ESERCIZIO 1: Quali sono le fonti di rumore elencate nel testo sul silenzio dopo l'esclamazione "Su con i decibel"? Riportale tutte.
ESERCIZIO 2:
Rispondi in base al testo sul silenzio:
(a) Alla ricetta di quale autore si ritorna?
(b) Quante parole circa sono state impiegate nel dossier?
(c) In che data è stato pubblicato il testo?
ESERCIZIO 3: Prosegui il testo sul silenzio dopo l'ultima frase.

DOCUMENTO DI PARTENZA:

══════

La ricetta del silenzio

Nella civiltà del rumore, dell’aggressione acustica e della ricerca del silenzio come stile di vita, ritorniamo alla ricetta di Kierkegaard.
20 Aprile 2007 | di

Per magnificare il silenzio servono le parole, e nel nostro dossier ne abbiamo impiegate molte, più o meno tremila, per illustrare e proporre alla considerazione dei lettori questa dimensione trascurata dell’esistenza. Sono convinto, però, che si tratta di parole usate bene, per niente sprecate, non fosse altro perché ci mettono davanti al panorama desolante di una vera e propria aggressione acustica che ci ha abituati e costretti a stressanti rumori di fondo. Su con i decibel, sia che si tratti di musica che ti fa vibrare la pelle, di traffico congestionato nelle ore di punta, di un parlare al telefono gridato e buttato in faccia agli altri, di sfogo sguaiato e caciaroso. Insomma, viviamo assediati da un’orgia di rumori che c’invade, ci trapassa, ci violenta, ci rimbambisce, lasciandoci appesi a un ronzio che non si spegne mai. Tanto che ascoltare il silenzio è diventata una ricerca, un esercizio, un’arte, un privilegio, un’ambita soglia di autoconsapevolezza. Naturalmente per pochi, che a un certo punto hanno detto basta e deciso di andare in controtendenza, con tutte le forze. Sì, lo riconosco, ben poco purtroppo dipende da noi, da te e da me, anche se è vero che da qualche parte bisogna pure cominciare. Meglio dal proprio orto che da quello del vicino, visto che lavorare su se stessi, seriamente, dà risultati migliori di quelli che generalmente si ottengono cercando di convincere qualcuno della bontà di una causa.

══════

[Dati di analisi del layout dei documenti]

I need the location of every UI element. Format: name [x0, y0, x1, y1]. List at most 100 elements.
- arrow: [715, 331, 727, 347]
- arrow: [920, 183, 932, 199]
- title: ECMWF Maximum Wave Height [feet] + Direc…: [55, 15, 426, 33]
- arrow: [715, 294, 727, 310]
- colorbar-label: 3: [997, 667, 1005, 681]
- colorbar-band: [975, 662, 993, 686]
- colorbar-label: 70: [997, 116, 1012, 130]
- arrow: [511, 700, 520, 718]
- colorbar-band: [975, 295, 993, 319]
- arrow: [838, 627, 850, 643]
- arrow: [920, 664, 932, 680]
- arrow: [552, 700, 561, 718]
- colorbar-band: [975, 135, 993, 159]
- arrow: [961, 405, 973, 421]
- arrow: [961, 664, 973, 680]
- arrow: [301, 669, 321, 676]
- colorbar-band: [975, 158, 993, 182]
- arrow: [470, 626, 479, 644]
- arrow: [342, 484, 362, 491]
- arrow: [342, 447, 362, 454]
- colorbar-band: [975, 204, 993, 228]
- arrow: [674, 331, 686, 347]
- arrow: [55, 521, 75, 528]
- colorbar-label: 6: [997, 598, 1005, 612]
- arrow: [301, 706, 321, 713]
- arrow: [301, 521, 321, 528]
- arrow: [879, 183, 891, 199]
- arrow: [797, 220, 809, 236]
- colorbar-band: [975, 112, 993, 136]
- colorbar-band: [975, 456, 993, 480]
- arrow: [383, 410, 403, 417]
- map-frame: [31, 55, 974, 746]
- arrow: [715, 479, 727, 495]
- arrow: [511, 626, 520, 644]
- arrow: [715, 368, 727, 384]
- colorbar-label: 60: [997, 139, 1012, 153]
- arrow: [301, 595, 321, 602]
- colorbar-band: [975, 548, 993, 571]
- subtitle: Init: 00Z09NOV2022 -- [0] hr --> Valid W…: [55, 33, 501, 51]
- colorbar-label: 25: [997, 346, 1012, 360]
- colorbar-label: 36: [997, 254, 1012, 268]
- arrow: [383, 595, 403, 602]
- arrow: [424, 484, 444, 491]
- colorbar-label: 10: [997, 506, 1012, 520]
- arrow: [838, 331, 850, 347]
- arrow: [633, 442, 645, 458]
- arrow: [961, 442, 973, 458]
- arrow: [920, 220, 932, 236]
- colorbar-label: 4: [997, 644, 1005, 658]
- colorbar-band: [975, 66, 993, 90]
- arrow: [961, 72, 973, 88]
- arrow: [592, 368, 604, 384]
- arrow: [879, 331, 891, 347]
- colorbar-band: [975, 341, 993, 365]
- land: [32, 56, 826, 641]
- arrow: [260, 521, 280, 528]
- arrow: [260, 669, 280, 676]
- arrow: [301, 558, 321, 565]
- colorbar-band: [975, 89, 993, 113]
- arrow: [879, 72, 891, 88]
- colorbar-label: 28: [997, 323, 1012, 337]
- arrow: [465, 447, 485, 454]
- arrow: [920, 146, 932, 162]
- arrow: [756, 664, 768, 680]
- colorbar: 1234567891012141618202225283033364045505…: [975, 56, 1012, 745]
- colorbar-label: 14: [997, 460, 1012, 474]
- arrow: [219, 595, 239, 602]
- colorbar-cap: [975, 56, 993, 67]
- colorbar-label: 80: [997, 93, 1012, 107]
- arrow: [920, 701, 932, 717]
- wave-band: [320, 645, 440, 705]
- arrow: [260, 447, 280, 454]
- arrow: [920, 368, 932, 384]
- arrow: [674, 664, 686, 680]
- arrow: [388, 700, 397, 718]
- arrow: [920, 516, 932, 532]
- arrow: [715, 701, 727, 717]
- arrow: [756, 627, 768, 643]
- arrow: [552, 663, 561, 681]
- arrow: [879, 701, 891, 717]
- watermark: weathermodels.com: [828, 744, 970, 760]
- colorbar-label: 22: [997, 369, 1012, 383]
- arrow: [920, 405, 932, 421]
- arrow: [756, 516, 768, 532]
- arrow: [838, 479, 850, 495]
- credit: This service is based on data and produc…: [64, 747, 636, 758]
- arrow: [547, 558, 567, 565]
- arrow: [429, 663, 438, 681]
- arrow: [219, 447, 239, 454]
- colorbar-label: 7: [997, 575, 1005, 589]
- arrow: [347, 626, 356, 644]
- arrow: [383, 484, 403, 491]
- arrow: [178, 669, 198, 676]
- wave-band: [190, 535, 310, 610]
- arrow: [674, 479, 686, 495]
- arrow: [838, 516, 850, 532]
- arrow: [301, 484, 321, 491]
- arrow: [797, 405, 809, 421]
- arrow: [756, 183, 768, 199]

══════

SPAZIO RISPOSTA 1:
- musica che ti fa vibrare la pelle
- traffico congestionato nelle ore di punta
- un parlare al telefono gridato e buttato in faccia agli altri
- sfogo sguaiato e caciaroso

SPAZIO RISPOSTA 2:
(a) Kierkegaard.
(b) Più o meno tremila.
(c) 20 Aprile 2007.

SPAZIO RISPOSTA 3:
Buoni motivi per fare il primo passo alla conquista del silenzio ce ne sono. Non ultimo la ricetta che il filosofo danese Kierkegaard consigliava caldamente ai suoi contemporanei già un po’ guastati – e siamo appena alla prima metà del XIX secolo – dal rumoreggiare dei primi vagiti della civiltà industriale. Ebbene, scriveva il filosofo esistenzialista: «L’odierno stato del mondo, l’intera vita è malata. Se fossi medico e uno mi domandasse un consiglio risponderei: crea il silenzio, porta l’uomo al silenzio». Naturalmente la ricetta funziona se viene capita bene: non si parla certo del silenzio oppositivo, rancoroso, che alza muraglie e sfibra anche i rapporti più consolidati; di questo ce n’è anche troppo in giro, e bisognerebbe piuttosto combatterlo o almeno contribuire a non accrescerlo. Kierkegaard alludeva al silenzio scelto, positivo, ricercato, come a quella dimensione nella quale l’uomo trova ristoro e soprattutto riscopre se stesso, la sua natura più vera. Non senza fatica, aggiungerei, perché l’incontro con il silenzio è anche sempre una lotta di fronte alla quale o si è perennemente fuggitivi o si decide di fare il punto della situazione, di piazzare il baricentro.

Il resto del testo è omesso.